### [RECORDS]
....................

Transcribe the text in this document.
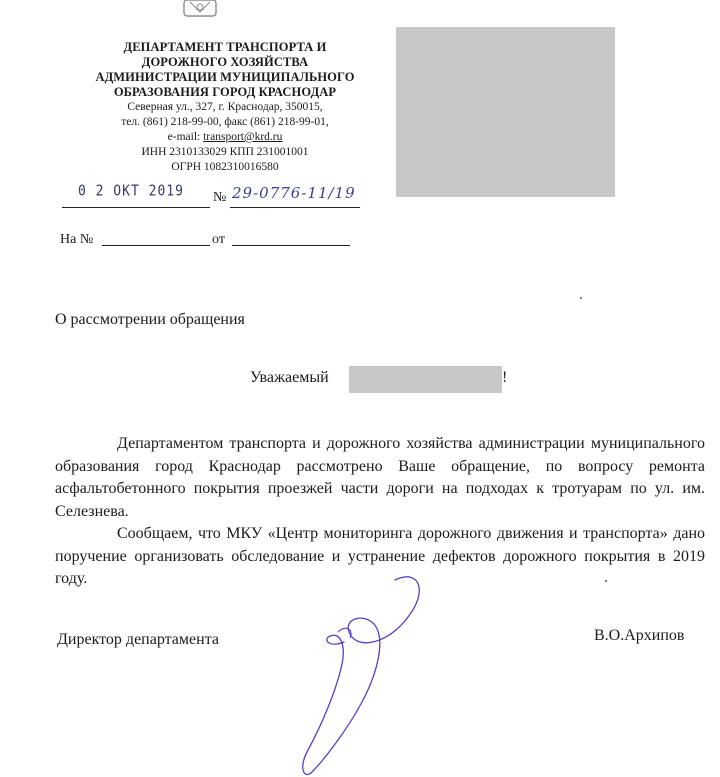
ДЕПАРТАМЕНТ ТРАНСПОРТА И
ДОРОЖНОГО ХОЗЯЙСТВА
АДМИНИСТРАЦИИ МУНИЦИПАЛЬНОГО
ОБРАЗОВАНИЯ ГОРОД КРАСНОДАР
Северная ул., 327, г. Краснодар, 350015,
тел. (861) 218-99-00, факс (861) 218-99-01,
e-mail: transport@krd.ru
ИНН 2310133029 КПП 231001001
ОГРН 1082310016580
0 2 ОКТ 2019 № 29-0776-11/19
На №	от
О рассмотрении обращения
Уважаемый	!

Департаментом транспорта и дорожного хозяйства администрации муниципального образования город Краснодар рассмотрено Ваше обращение, по вопросу ремонта асфальтобетонного покрытия проезжей части дороги на подходах к тротуарам по ул. им. Селезнева.

Сообщаем, что МКУ «Центр мониторинга дорожного движения и транспорта» дано поручение организовать обследование и устранение дефектов дорожного покрытия в 2019 году.

Директор департамента	В.О.Архипов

....................

Retype all the records shown above, character for character. Omit every picture.

### [OUTPUT FOR THIS TASK]
Transcribe the text in this document.
ДЕПАРТАМЕНТ ТРАНСПОРТА И
ДОРОЖНОГО ХОЗЯЙСТВА
АДМИНИСТРАЦИИ МУНИЦИПАЛЬНОГО
ОБРАЗОВАНИЯ ГОРОД КРАСНОДАР
Северная ул., 327, г. Краснодар, 350015,
тел. (861) 218-99-00, факс (861) 218-99-01,
e-mail: transport@krd.ru
ИНН 2310133029 КПП 231001001
ОГРН 1082310016580
0 2 ОКТ 2019 № 29-0776-11/19
На №	от
О рассмотрении обращения
Уважаемый	!

Департаментом транспорта и дорожного хозяйства администрации муниципального образования город Краснодар рассмотрено Ваше обращение, по вопросу ремонта асфальтобетонного покрытия проезжей части дороги на подходах к тротуарам по ул. им. Селезнева.

Сообщаем, что МКУ «Центр мониторинга дорожного движения и транспорта» дано поручение организовать обследование и устранение дефектов дорожного покрытия в 2019 году.

Директор департамента	В.О.Архипов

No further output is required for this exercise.